WHAT IS ASKED
Filter the records for lines holding the string "ahead".

DATASET RECORDS
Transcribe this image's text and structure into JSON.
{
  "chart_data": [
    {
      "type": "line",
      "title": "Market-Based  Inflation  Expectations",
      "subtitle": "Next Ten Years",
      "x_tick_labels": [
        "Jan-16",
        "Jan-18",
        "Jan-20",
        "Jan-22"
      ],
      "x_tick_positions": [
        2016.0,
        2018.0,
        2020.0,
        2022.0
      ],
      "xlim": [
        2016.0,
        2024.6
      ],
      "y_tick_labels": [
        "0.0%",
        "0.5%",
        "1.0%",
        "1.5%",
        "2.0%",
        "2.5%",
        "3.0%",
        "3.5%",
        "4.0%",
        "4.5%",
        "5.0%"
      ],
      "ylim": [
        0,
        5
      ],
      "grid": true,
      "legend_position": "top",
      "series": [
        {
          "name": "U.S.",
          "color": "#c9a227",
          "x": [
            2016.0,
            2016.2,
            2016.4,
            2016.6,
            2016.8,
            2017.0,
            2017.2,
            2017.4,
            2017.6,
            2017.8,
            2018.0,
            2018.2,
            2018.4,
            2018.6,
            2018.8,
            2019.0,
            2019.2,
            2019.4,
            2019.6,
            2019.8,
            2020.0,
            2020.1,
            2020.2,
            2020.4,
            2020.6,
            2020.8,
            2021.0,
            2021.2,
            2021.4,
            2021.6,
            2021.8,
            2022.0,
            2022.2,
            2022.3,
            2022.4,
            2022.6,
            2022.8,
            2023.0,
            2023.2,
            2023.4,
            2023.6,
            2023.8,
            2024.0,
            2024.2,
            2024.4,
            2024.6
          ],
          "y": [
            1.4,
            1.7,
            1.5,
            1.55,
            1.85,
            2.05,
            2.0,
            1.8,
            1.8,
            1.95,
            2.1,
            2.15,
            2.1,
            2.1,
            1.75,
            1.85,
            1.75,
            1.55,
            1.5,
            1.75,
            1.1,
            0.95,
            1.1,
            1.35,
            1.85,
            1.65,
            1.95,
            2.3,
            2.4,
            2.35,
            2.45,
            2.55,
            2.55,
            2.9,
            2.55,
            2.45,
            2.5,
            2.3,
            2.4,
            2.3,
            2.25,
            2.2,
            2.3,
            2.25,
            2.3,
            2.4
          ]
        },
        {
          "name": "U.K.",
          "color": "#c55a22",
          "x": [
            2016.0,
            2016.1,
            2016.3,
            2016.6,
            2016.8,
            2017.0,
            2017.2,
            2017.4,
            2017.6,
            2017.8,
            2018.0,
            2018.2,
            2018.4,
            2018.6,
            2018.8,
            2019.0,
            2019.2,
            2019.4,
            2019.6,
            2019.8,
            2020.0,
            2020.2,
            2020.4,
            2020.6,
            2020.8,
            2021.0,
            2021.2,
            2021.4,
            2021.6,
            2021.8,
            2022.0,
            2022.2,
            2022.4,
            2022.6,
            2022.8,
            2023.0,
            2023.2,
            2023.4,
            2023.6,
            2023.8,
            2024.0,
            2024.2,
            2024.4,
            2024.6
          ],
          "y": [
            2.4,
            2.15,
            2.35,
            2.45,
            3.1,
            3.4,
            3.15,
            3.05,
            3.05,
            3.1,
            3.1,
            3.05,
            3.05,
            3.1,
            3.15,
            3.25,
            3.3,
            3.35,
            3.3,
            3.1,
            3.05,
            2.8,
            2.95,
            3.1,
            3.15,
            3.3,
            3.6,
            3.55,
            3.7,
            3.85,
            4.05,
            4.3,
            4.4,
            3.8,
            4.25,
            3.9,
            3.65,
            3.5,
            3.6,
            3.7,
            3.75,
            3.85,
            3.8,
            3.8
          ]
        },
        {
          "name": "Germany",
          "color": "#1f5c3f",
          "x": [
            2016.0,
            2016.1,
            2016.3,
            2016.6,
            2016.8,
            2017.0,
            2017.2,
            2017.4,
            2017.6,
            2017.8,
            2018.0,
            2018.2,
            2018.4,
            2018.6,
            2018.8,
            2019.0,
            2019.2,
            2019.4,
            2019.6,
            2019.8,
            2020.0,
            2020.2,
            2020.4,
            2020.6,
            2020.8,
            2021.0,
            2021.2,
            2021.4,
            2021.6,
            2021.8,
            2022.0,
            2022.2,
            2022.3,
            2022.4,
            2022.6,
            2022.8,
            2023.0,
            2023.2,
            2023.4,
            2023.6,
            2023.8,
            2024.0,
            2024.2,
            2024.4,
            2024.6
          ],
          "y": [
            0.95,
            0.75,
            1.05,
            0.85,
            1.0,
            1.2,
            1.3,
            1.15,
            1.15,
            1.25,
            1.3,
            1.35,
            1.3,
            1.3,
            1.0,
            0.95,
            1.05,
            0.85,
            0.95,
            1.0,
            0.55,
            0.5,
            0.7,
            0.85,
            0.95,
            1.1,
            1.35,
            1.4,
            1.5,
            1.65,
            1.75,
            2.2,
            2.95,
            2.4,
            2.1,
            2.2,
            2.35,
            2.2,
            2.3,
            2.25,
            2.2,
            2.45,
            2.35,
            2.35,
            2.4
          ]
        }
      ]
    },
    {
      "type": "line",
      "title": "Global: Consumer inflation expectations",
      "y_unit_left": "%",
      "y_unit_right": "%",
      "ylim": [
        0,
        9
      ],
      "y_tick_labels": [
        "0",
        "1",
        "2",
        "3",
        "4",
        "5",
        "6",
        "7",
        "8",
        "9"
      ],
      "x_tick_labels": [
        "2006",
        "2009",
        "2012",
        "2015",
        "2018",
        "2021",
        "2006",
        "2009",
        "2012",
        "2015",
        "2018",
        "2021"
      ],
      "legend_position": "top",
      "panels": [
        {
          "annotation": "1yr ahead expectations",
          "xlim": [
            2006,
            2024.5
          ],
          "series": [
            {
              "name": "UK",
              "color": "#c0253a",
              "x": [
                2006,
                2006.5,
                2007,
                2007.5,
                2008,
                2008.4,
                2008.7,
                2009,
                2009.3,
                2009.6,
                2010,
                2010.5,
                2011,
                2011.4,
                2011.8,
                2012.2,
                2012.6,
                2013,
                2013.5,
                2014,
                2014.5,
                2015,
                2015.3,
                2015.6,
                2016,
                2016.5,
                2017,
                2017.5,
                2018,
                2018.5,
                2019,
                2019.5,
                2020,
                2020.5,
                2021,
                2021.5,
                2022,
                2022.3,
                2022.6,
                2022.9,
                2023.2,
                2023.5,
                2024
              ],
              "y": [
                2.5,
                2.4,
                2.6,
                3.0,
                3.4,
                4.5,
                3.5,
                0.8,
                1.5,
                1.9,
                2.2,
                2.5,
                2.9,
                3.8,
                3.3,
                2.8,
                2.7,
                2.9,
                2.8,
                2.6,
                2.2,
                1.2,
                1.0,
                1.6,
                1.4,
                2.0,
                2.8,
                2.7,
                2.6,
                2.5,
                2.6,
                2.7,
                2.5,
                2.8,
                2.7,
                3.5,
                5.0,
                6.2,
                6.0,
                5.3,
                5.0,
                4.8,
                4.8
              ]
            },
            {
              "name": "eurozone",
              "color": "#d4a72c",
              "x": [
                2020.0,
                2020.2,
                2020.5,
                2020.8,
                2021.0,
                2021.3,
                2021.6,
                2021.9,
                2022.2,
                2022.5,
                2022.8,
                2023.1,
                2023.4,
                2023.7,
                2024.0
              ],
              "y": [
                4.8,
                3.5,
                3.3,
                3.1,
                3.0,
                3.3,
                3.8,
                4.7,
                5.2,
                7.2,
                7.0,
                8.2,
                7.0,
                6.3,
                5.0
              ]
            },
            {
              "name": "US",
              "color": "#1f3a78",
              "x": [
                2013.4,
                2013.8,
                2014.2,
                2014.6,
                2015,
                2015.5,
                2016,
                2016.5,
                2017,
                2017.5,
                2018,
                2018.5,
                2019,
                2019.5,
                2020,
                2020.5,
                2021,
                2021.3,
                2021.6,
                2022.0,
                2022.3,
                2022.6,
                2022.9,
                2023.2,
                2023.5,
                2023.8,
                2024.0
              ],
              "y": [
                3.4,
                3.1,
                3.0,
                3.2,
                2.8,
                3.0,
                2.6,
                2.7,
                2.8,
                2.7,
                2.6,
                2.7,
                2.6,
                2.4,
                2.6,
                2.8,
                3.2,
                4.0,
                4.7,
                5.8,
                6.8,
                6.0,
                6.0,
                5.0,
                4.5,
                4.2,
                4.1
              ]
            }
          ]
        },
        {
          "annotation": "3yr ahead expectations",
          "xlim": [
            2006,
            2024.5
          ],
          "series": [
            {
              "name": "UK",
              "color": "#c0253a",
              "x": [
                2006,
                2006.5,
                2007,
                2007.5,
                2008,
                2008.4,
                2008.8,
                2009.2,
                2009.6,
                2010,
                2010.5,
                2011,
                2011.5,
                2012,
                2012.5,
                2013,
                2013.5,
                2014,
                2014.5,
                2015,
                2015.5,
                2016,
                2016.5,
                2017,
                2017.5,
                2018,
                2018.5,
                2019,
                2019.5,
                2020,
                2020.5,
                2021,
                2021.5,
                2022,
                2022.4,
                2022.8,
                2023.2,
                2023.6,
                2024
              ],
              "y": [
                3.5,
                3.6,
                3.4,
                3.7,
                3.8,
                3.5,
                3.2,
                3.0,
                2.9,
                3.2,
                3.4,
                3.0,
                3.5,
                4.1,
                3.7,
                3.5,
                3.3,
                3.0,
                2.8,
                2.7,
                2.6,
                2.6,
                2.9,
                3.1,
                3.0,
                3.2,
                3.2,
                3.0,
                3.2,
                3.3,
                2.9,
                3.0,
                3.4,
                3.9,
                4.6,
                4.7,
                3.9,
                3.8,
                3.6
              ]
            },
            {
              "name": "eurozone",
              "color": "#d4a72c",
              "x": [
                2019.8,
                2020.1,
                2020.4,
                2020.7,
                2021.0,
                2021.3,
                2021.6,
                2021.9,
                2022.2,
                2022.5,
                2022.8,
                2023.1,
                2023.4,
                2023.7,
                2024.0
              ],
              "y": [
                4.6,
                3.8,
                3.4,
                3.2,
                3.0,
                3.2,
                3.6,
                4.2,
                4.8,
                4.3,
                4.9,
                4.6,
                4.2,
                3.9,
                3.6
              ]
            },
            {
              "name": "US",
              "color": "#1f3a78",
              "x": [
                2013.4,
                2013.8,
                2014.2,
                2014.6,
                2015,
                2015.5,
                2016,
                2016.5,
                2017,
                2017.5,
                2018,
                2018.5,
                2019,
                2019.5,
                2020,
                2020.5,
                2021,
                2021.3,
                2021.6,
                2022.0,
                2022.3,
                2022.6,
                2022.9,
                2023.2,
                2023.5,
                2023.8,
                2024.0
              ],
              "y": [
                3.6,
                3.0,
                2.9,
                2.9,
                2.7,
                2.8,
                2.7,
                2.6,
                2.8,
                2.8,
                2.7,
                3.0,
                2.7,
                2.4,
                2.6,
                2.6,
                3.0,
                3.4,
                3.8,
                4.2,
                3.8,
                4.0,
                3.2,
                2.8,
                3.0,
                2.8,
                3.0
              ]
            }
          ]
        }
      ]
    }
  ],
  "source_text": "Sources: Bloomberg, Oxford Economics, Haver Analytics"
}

TASK ANSWER
          "annotation": "1yr ahead expectations",
          "annotation": "3yr ahead expectations",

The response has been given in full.